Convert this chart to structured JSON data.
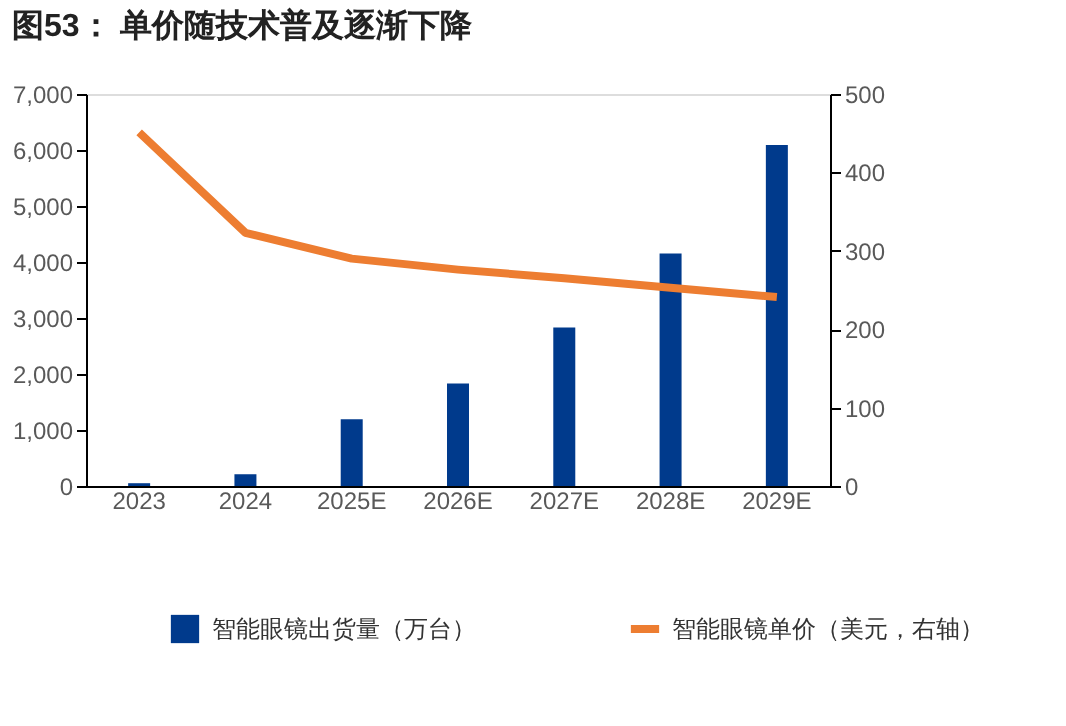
{
  "chart_data": {
    "type": "bar",
    "title": "图53：    单价随技术普及逐渐下降",
    "categories": [
      "2023",
      "2024",
      "2025E",
      "2026E",
      "2027E",
      "2028E",
      "2029E"
    ],
    "series": [
      {
        "name": "智能眼镜出货量（万台）",
        "color": "#003a8c",
        "values": [
          50,
          210,
          1190,
          1830,
          2830,
          4150,
          6090
        ]
      },
      {
        "name": "智能眼镜单价（美元，右轴）",
        "color": "#ed7d31",
        "type": "line",
        "axis": "y2",
        "values": [
          451,
          323,
          290,
          276,
          265,
          253,
          241
        ]
      }
    ],
    "ylim": [
      0,
      7000
    ],
    "yticks": [
      0,
      {
        "value": 1000,
        "label": "1,000"
      },
      {
        "value": 2000,
        "label": "2,000"
      },
      {
        "value": 3000,
        "label": "3,000"
      },
      {
        "value": 4000,
        "label": "4,000"
      },
      {
        "value": 5000,
        "label": "5,000"
      },
      {
        "value": 6000,
        "label": "6,000"
      },
      {
        "value": 7000,
        "label": "7,000"
      }
    ],
    "y2lim": [
      0,
      500
    ],
    "y2ticks": [
      0,
      100,
      200,
      300,
      400,
      500
    ],
    "grid": false,
    "legend": "bottom"
  }
}
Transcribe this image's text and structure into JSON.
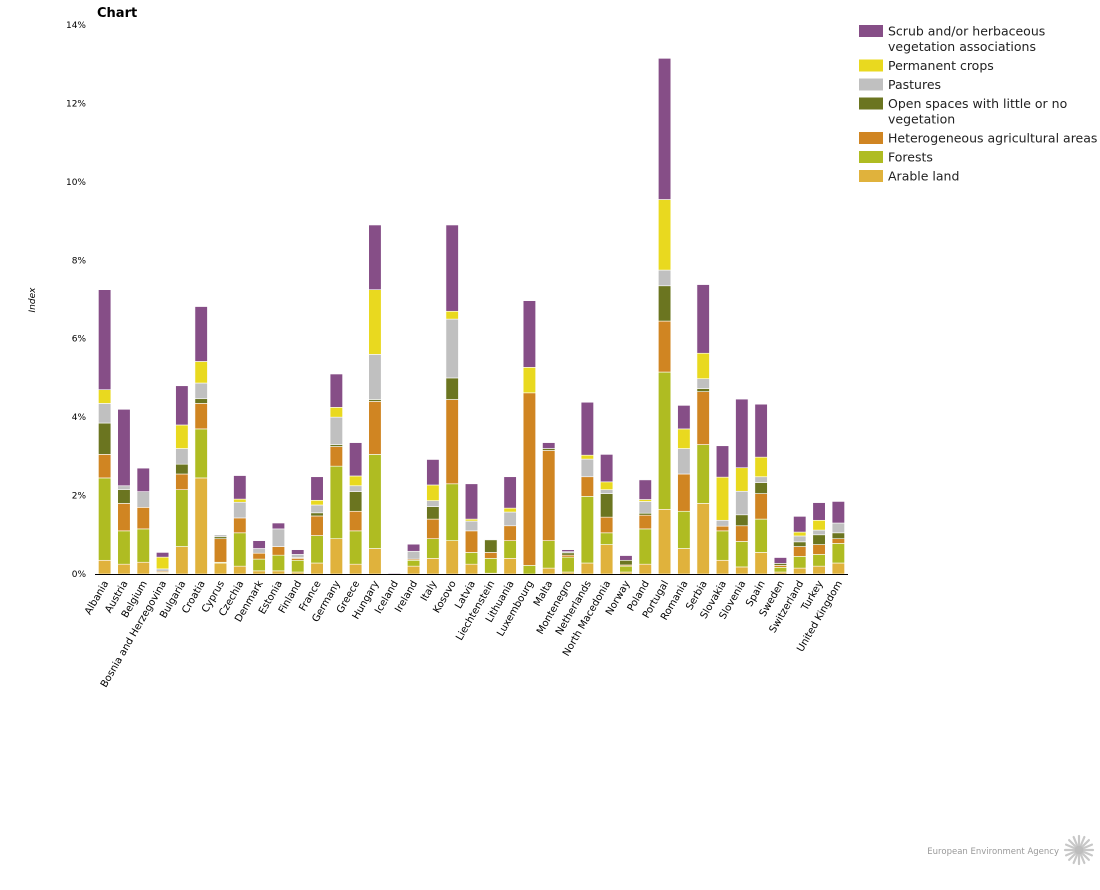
{
  "chart_data": {
    "type": "bar",
    "stacked": true,
    "title": "Chart",
    "xlabel": "",
    "ylabel": "Index",
    "ylim": [
      0,
      14
    ],
    "yticks": [
      0,
      2,
      4,
      6,
      8,
      10,
      12,
      14
    ],
    "ytick_labels": [
      "0%",
      "2%",
      "4%",
      "6%",
      "8%",
      "10%",
      "12%",
      "14%"
    ],
    "categories": [
      "Albania",
      "Austria",
      "Belgium",
      "Bosnia and Herzegovina",
      "Bulgaria",
      "Croatia",
      "Cyprus",
      "Czechia",
      "Denmark",
      "Estonia",
      "Finland",
      "France",
      "Germany",
      "Greece",
      "Hungary",
      "Iceland",
      "Ireland",
      "Italy",
      "Kosovo",
      "Latvia",
      "Liechtenstein",
      "Lithuania",
      "Luxembourg",
      "Malta",
      "Montenegro",
      "Netherlands",
      "North Macedonia",
      "Norway",
      "Poland",
      "Portugal",
      "Romania",
      "Serbia",
      "Slovakia",
      "Slovenia",
      "Spain",
      "Sweden",
      "Switzerland",
      "Turkey",
      "United Kingdom"
    ],
    "series": [
      {
        "name": "Arable land",
        "color": "#e0b23c",
        "values": [
          0.35,
          0.25,
          0.3,
          0.02,
          0.7,
          2.45,
          0.28,
          0.2,
          0.08,
          0.08,
          0.05,
          0.28,
          0.9,
          0.25,
          0.65,
          0.0,
          0.2,
          0.4,
          0.85,
          0.25,
          0.02,
          0.4,
          0.0,
          0.15,
          0.05,
          0.28,
          0.75,
          0.05,
          0.25,
          1.65,
          0.65,
          1.8,
          0.35,
          0.18,
          0.55,
          0.05,
          0.15,
          0.2,
          0.28
        ]
      },
      {
        "name": "Forests",
        "color": "#afbc22",
        "values": [
          2.1,
          0.85,
          0.85,
          0.02,
          1.45,
          1.25,
          0.02,
          0.85,
          0.3,
          0.4,
          0.3,
          0.7,
          1.85,
          0.85,
          2.4,
          0.0,
          0.15,
          0.5,
          1.45,
          0.3,
          0.38,
          0.45,
          0.22,
          0.7,
          0.38,
          1.7,
          0.3,
          0.15,
          0.9,
          3.5,
          0.95,
          1.5,
          0.75,
          0.65,
          0.85,
          0.12,
          0.3,
          0.3,
          0.5
        ]
      },
      {
        "name": "Heterogeneous agricultural areas",
        "color": "#d08522",
        "values": [
          0.6,
          0.7,
          0.55,
          0.03,
          0.4,
          0.65,
          0.6,
          0.38,
          0.15,
          0.22,
          0.05,
          0.5,
          0.5,
          0.5,
          1.35,
          0.0,
          0.03,
          0.5,
          2.15,
          0.55,
          0.15,
          0.38,
          4.4,
          2.3,
          0.05,
          0.5,
          0.4,
          0.03,
          0.35,
          1.3,
          0.95,
          1.35,
          0.12,
          0.4,
          0.65,
          0.05,
          0.25,
          0.25,
          0.12
        ]
      },
      {
        "name": "Open spaces with little or no vegetation",
        "color": "#6b7520",
        "values": [
          0.8,
          0.35,
          0.0,
          0.0,
          0.25,
          0.12,
          0.05,
          0.0,
          0.0,
          0.0,
          0.02,
          0.08,
          0.05,
          0.5,
          0.05,
          0.0,
          0.0,
          0.32,
          0.55,
          0.0,
          0.32,
          0.0,
          0.0,
          0.05,
          0.06,
          0.0,
          0.6,
          0.12,
          0.05,
          0.9,
          0.0,
          0.08,
          0.0,
          0.28,
          0.28,
          0.05,
          0.12,
          0.25,
          0.15
        ]
      },
      {
        "name": "Pastures",
        "color": "#c0c0c0",
        "values": [
          0.5,
          0.1,
          0.4,
          0.06,
          0.4,
          0.4,
          0.05,
          0.4,
          0.12,
          0.45,
          0.08,
          0.2,
          0.7,
          0.15,
          1.15,
          0.0,
          0.2,
          0.15,
          1.5,
          0.25,
          0.0,
          0.35,
          0.0,
          0.0,
          0.03,
          0.45,
          0.1,
          0.0,
          0.3,
          0.4,
          0.65,
          0.25,
          0.15,
          0.6,
          0.15,
          0.0,
          0.15,
          0.12,
          0.25
        ]
      },
      {
        "name": "Permanent crops",
        "color": "#e9d91f",
        "values": [
          0.35,
          0.0,
          0.0,
          0.3,
          0.6,
          0.55,
          0.0,
          0.08,
          0.0,
          0.0,
          0.0,
          0.12,
          0.25,
          0.25,
          1.65,
          0.0,
          0.0,
          0.4,
          0.2,
          0.05,
          0.0,
          0.1,
          0.65,
          0.0,
          0.0,
          0.1,
          0.2,
          0.0,
          0.05,
          1.8,
          0.5,
          0.65,
          1.1,
          0.6,
          0.5,
          0.0,
          0.1,
          0.25,
          0.0
        ]
      },
      {
        "name": "Scrub and/or herbaceous vegetation associations",
        "color": "#864e87",
        "values": [
          2.55,
          1.95,
          0.6,
          0.12,
          1.0,
          1.4,
          0.0,
          0.6,
          0.2,
          0.15,
          0.12,
          0.6,
          0.85,
          0.85,
          1.65,
          0.02,
          0.18,
          0.65,
          2.2,
          0.9,
          0.0,
          0.8,
          1.7,
          0.15,
          0.05,
          1.35,
          0.7,
          0.12,
          0.5,
          3.6,
          0.6,
          1.75,
          0.8,
          1.75,
          1.35,
          0.15,
          0.4,
          0.45,
          0.55
        ]
      }
    ],
    "legend": {
      "position": "top-right",
      "order": [
        "Scrub and/or herbaceous vegetation associations",
        "Permanent crops",
        "Pastures",
        "Open spaces with little or no vegetation",
        "Heterogeneous agricultural areas",
        "Forests",
        "Arable land"
      ],
      "lines": [
        [
          "Scrub and/or herbaceous",
          "vegetation associations"
        ],
        [
          "Permanent crops"
        ],
        [
          "Pastures"
        ],
        [
          "Open spaces with little or no",
          "vegetation"
        ],
        [
          "Heterogeneous agricultural areas"
        ],
        [
          "Forests"
        ],
        [
          "Arable land"
        ]
      ]
    },
    "grid": false
  },
  "footer": {
    "source_label": "European Environment Agency"
  }
}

*Task*
Reproduce the full material exactly, excluding the pictures.

*Task answer*
Convert this chart to structured JSON data.
{
  "chart_data": {
    "type": "bar",
    "title": "图53：    单价随技术普及逐渐下降",
    "categories": [
      "2023",
      "2024",
      "2025E",
      "2026E",
      "2027E",
      "2028E",
      "2029E"
    ],
    "series": [
      {
        "name": "智能眼镜出货量（万台）",
        "color": "#003a8c",
        "values": [
          50,
          210,
          1190,
          1830,
          2830,
          4150,
          6090
        ]
      },
      {
        "name": "智能眼镜单价（美元，右轴）",
        "color": "#ed7d31",
        "type": "line",
        "axis": "y2",
        "values": [
          451,
          323,
          290,
          276,
          265,
          253,
          241
        ]
      }
    ],
    "ylim": [
      0,
      7000
    ],
    "yticks": [
      0,
      {
        "value": 1000,
        "label": "1,000"
      },
      {
        "value": 2000,
        "label": "2,000"
      },
      {
        "value": 3000,
        "label": "3,000"
      },
      {
        "value": 4000,
        "label": "4,000"
      },
      {
        "value": 5000,
        "label": "5,000"
      },
      {
        "value": 6000,
        "label": "6,000"
      },
      {
        "value": 7000,
        "label": "7,000"
      }
    ],
    "y2lim": [
      0,
      500
    ],
    "y2ticks": [
      0,
      100,
      200,
      300,
      400,
      500
    ],
    "grid": false,
    "legend": "bottom"
  }
}
Transcribe this image's text and structure into JSON.
{
  "chart_data": {
    "type": "bar",
    "stacked": true,
    "title": "Chart",
    "xlabel": "",
    "ylabel": "Index",
    "ylim": [
      0,
      14
    ],
    "yticks": [
      0,
      2,
      4,
      6,
      8,
      10,
      12,
      14
    ],
    "ytick_labels": [
      "0%",
      "2%",
      "4%",
      "6%",
      "8%",
      "10%",
      "12%",
      "14%"
    ],
    "categories": [
      "Albania",
      "Austria",
      "Belgium",
      "Bosnia and Herzegovina",
      "Bulgaria",
      "Croatia",
      "Cyprus",
      "Czechia",
      "Denmark",
      "Estonia",
      "Finland",
      "France",
      "Germany",
      "Greece",
      "Hungary",
      "Iceland",
      "Ireland",
      "Italy",
      "Kosovo",
      "Latvia",
      "Liechtenstein",
      "Lithuania",
      "Luxembourg",
      "Malta",
      "Montenegro",
      "Netherlands",
      "North Macedonia",
      "Norway",
      "Poland",
      "Portugal",
      "Romania",
      "Serbia",
      "Slovakia",
      "Slovenia",
      "Spain",
      "Sweden",
      "Switzerland",
      "Turkey",
      "United Kingdom"
    ],
    "series": [
      {
        "name": "Arable land",
        "color": "#e0b23c",
        "values": [
          0.35,
          0.25,
          0.3,
          0.02,
          0.7,
          2.45,
          0.28,
          0.2,
          0.08,
          0.08,
          0.05,
          0.28,
          0.9,
          0.25,
          0.65,
          0.0,
          0.2,
          0.4,
          0.85,
          0.25,
          0.02,
          0.4,
          0.0,
          0.15,
          0.05,
          0.28,
          0.75,
          0.05,
          0.25,
          1.65,
          0.65,
          1.8,
          0.35,
          0.18,
          0.55,
          0.05,
          0.15,
          0.2,
          0.28
        ]
      },
      {
        "name": "Forests",
        "color": "#afbc22",
        "values": [
          2.1,
          0.85,
          0.85,
          0.02,
          1.45,
          1.25,
          0.02,
          0.85,
          0.3,
          0.4,
          0.3,
          0.7,
          1.85,
          0.85,
          2.4,
          0.0,
          0.15,
          0.5,
          1.45,
          0.3,
          0.38,
          0.45,
          0.22,
          0.7,
          0.38,
          1.7,
          0.3,
          0.15,
          0.9,
          3.5,
          0.95,
          1.5,
          0.75,
          0.65,
          0.85,
          0.12,
          0.3,
          0.3,
          0.5
        ]
      },
      {
        "name": "Heterogeneous agricultural areas",
        "color": "#d08522",
        "values": [
          0.6,
          0.7,
          0.55,
          0.03,
          0.4,
          0.65,
          0.6,
          0.38,
          0.15,
          0.22,
          0.05,
          0.5,
          0.5,
          0.5,
          1.35,
          0.0,
          0.03,
          0.5,
          2.15,
          0.55,
          0.15,
          0.38,
          4.4,
          2.3,
          0.05,
          0.5,
          0.4,
          0.03,
          0.35,
          1.3,
          0.95,
          1.35,
          0.12,
          0.4,
          0.65,
          0.05,
          0.25,
          0.25,
          0.12
        ]
      },
      {
        "name": "Open spaces with little or no vegetation",
        "color": "#6b7520",
        "values": [
          0.8,
          0.35,
          0.0,
          0.0,
          0.25,
          0.12,
          0.05,
          0.0,
          0.0,
          0.0,
          0.02,
          0.08,
          0.05,
          0.5,
          0.05,
          0.0,
          0.0,
          0.32,
          0.55,
          0.0,
          0.32,
          0.0,
          0.0,
          0.05,
          0.06,
          0.0,
          0.6,
          0.12,
          0.05,
          0.9,
          0.0,
          0.08,
          0.0,
          0.28,
          0.28,
          0.05,
          0.12,
          0.25,
          0.15
        ]
      },
      {
        "name": "Pastures",
        "color": "#c0c0c0",
        "values": [
          0.5,
          0.1,
          0.4,
          0.06,
          0.4,
          0.4,
          0.05,
          0.4,
          0.12,
          0.45,
          0.08,
          0.2,
          0.7,
          0.15,
          1.15,
          0.0,
          0.2,
          0.15,
          1.5,
          0.25,
          0.0,
          0.35,
          0.0,
          0.0,
          0.03,
          0.45,
          0.1,
          0.0,
          0.3,
          0.4,
          0.65,
          0.25,
          0.15,
          0.6,
          0.15,
          0.0,
          0.15,
          0.12,
          0.25
        ]
      },
      {
        "name": "Permanent crops",
        "color": "#e9d91f",
        "values": [
          0.35,
          0.0,
          0.0,
          0.3,
          0.6,
          0.55,
          0.0,
          0.08,
          0.0,
          0.0,
          0.0,
          0.12,
          0.25,
          0.25,
          1.65,
          0.0,
          0.0,
          0.4,
          0.2,
          0.05,
          0.0,
          0.1,
          0.65,
          0.0,
          0.0,
          0.1,
          0.2,
          0.0,
          0.05,
          1.8,
          0.5,
          0.65,
          1.1,
          0.6,
          0.5,
          0.0,
          0.1,
          0.25,
          0.0
        ]
      },
      {
        "name": "Scrub and/or herbaceous vegetation associations",
        "color": "#864e87",
        "values": [
          2.55,
          1.95,
          0.6,
          0.12,
          1.0,
          1.4,
          0.0,
          0.6,
          0.2,
          0.15,
          0.12,
          0.6,
          0.85,
          0.85,
          1.65,
          0.02,
          0.18,
          0.65,
          2.2,
          0.9,
          0.0,
          0.8,
          1.7,
          0.15,
          0.05,
          1.35,
          0.7,
          0.12,
          0.5,
          3.6,
          0.6,
          1.75,
          0.8,
          1.75,
          1.35,
          0.15,
          0.4,
          0.45,
          0.55
        ]
      }
    ],
    "legend": {
      "position": "top-right",
      "order": [
        "Scrub and/or herbaceous vegetation associations",
        "Permanent crops",
        "Pastures",
        "Open spaces with little or no vegetation",
        "Heterogeneous agricultural areas",
        "Forests",
        "Arable land"
      ],
      "lines": [
        [
          "Scrub and/or herbaceous",
          "vegetation associations"
        ],
        [
          "Permanent crops"
        ],
        [
          "Pastures"
        ],
        [
          "Open spaces with little or no",
          "vegetation"
        ],
        [
          "Heterogeneous agricultural areas"
        ],
        [
          "Forests"
        ],
        [
          "Arable land"
        ]
      ]
    },
    "grid": false
  },
  "footer": {
    "source_label": "European Environment Agency"
  }
}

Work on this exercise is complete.